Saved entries

--------

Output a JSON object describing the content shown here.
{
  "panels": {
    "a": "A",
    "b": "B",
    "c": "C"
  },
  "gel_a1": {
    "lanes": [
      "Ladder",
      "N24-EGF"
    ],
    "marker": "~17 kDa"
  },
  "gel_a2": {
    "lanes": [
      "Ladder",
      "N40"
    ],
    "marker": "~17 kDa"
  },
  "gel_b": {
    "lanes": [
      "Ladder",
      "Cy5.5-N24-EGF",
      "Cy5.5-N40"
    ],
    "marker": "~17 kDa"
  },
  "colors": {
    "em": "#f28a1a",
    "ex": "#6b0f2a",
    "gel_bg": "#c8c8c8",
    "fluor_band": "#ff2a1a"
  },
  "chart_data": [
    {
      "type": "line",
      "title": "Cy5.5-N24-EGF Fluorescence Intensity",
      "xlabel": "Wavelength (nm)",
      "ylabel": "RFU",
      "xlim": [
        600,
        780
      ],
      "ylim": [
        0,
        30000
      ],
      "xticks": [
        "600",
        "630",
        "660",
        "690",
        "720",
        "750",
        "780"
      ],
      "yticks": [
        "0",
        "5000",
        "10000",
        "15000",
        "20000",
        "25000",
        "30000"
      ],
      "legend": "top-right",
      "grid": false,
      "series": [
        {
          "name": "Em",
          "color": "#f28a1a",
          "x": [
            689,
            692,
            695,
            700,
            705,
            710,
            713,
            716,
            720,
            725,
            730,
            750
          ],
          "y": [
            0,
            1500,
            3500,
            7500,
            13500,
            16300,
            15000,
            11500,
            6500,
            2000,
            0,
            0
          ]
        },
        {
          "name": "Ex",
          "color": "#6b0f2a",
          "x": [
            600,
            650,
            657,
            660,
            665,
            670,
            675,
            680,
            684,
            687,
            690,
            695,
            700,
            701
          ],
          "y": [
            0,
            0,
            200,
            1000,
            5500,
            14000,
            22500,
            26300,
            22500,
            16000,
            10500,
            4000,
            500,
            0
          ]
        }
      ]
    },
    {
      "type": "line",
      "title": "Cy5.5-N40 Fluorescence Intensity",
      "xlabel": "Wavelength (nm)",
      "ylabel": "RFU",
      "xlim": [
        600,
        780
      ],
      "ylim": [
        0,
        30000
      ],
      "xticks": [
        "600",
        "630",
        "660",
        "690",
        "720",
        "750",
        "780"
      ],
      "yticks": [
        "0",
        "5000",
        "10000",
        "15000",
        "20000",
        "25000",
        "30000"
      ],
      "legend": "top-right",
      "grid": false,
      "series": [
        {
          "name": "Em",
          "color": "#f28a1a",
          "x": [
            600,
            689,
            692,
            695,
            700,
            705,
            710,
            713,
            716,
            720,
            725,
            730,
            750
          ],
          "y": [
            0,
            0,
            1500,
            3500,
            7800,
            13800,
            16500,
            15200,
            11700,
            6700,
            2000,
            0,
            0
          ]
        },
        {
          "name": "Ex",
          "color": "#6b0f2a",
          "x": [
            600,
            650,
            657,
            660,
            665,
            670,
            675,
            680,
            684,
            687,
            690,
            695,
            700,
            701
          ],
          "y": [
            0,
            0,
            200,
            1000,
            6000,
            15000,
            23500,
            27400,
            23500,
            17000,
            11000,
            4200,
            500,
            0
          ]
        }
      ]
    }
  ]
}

--------

*REQUIREMENTS*
Recopy the entries above in their entirety, exactly.

*OUTPUT*
Output a JSON object describing the content shown here.
{
  "panels": {
    "a": "A",
    "b": "B",
    "c": "C"
  },
  "gel_a1": {
    "lanes": [
      "Ladder",
      "N24-EGF"
    ],
    "marker": "~17 kDa"
  },
  "gel_a2": {
    "lanes": [
      "Ladder",
      "N40"
    ],
    "marker": "~17 kDa"
  },
  "gel_b": {
    "lanes": [
      "Ladder",
      "Cy5.5-N24-EGF",
      "Cy5.5-N40"
    ],
    "marker": "~17 kDa"
  },
  "colors": {
    "em": "#f28a1a",
    "ex": "#6b0f2a",
    "gel_bg": "#c8c8c8",
    "fluor_band": "#ff2a1a"
  },
  "chart_data": [
    {
      "type": "line",
      "title": "Cy5.5-N24-EGF Fluorescence Intensity",
      "xlabel": "Wavelength (nm)",
      "ylabel": "RFU",
      "xlim": [
        600,
        780
      ],
      "ylim": [
        0,
        30000
      ],
      "xticks": [
        "600",
        "630",
        "660",
        "690",
        "720",
        "750",
        "780"
      ],
      "yticks": [
        "0",
        "5000",
        "10000",
        "15000",
        "20000",
        "25000",
        "30000"
      ],
      "legend": "top-right",
      "grid": false,
      "series": [
        {
          "name": "Em",
          "color": "#f28a1a",
          "x": [
            689,
            692,
            695,
            700,
            705,
            710,
            713,
            716,
            720,
            725,
            730,
            750
          ],
          "y": [
            0,
            1500,
            3500,
            7500,
            13500,
            16300,
            15000,
            11500,
            6500,
            2000,
            0,
            0
          ]
        },
        {
          "name": "Ex",
          "color": "#6b0f2a",
          "x": [
            600,
            650,
            657,
            660,
            665,
            670,
            675,
            680,
            684,
            687,
            690,
            695,
            700,
            701
          ],
          "y": [
            0,
            0,
            200,
            1000,
            5500,
            14000,
            22500,
            26300,
            22500,
            16000,
            10500,
            4000,
            500,
            0
          ]
        }
      ]
    },
    {
      "type": "line",
      "title": "Cy5.5-N40 Fluorescence Intensity",
      "xlabel": "Wavelength (nm)",
      "ylabel": "RFU",
      "xlim": [
        600,
        780
      ],
      "ylim": [
        0,
        30000
      ],
      "xticks": [
        "600",
        "630",
        "660",
        "690",
        "720",
        "750",
        "780"
      ],
      "yticks": [
        "0",
        "5000",
        "10000",
        "15000",
        "20000",
        "25000",
        "30000"
      ],
      "legend": "top-right",
      "grid": false,
      "series": [
        {
          "name": "Em",
          "color": "#f28a1a",
          "x": [
            600,
            689,
            692,
            695,
            700,
            705,
            710,
            713,
            716,
            720,
            725,
            730,
            750
          ],
          "y": [
            0,
            0,
            1500,
            3500,
            7800,
            13800,
            16500,
            15200,
            11700,
            6700,
            2000,
            0,
            0
          ]
        },
        {
          "name": "Ex",
          "color": "#6b0f2a",
          "x": [
            600,
            650,
            657,
            660,
            665,
            670,
            675,
            680,
            684,
            687,
            690,
            695,
            700,
            701
          ],
          "y": [
            0,
            0,
            200,
            1000,
            6000,
            15000,
            23500,
            27400,
            23500,
            17000,
            11000,
            4200,
            500,
            0
          ]
        }
      ]
    }
  ]
}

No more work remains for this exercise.